Stated exercise: Repeat each line exactly, leaving nothing out.

Material for the task:
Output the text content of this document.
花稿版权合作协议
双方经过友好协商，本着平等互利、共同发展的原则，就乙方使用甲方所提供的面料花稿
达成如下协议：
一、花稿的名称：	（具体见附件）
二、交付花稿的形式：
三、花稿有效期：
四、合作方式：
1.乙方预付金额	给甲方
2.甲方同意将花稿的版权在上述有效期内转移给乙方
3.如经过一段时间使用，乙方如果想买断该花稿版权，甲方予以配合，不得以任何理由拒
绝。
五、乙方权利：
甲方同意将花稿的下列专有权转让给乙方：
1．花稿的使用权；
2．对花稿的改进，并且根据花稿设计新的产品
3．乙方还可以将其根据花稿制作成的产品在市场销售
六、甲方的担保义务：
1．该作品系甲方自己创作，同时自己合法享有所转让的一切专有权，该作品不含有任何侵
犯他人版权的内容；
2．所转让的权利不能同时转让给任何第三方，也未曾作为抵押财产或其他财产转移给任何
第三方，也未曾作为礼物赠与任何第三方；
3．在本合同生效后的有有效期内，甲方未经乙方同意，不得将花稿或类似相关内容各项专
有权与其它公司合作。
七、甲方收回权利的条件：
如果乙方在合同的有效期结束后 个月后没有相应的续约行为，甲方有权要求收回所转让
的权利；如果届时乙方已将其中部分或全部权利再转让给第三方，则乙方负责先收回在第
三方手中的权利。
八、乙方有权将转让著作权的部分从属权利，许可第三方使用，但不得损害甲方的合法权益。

Answer below:
Output the text content of this document.
花稿版权合作协议
双方经过友好协商，本着平等互利、共同发展的原则，就乙方使用甲方所提供的面料花稿
达成如下协议：
一、花稿的名称：	（具体见附件）
二、交付花稿的形式：
三、花稿有效期：
四、合作方式：
1.乙方预付金额	给甲方
2.甲方同意将花稿的版权在上述有效期内转移给乙方
3.如经过一段时间使用，乙方如果想买断该花稿版权，甲方予以配合，不得以任何理由拒
绝。
五、乙方权利：
甲方同意将花稿的下列专有权转让给乙方：
1．花稿的使用权；
2．对花稿的改进，并且根据花稿设计新的产品
3．乙方还可以将其根据花稿制作成的产品在市场销售
六、甲方的担保义务：
1．该作品系甲方自己创作，同时自己合法享有所转让的一切专有权，该作品不含有任何侵
犯他人版权的内容；
2．所转让的权利不能同时转让给任何第三方，也未曾作为抵押财产或其他财产转移给任何
第三方，也未曾作为礼物赠与任何第三方；
3．在本合同生效后的有有效期内，甲方未经乙方同意，不得将花稿或类似相关内容各项专
有权与其它公司合作。
七、甲方收回权利的条件：
如果乙方在合同的有效期结束后 个月后没有相应的续约行为，甲方有权要求收回所转让
的权利；如果届时乙方已将其中部分或全部权利再转让给第三方，则乙方负责先收回在第
三方手中的权利。
八、乙方有权将转让著作权的部分从属权利，许可第三方使用，但不得损害甲方的合法权益。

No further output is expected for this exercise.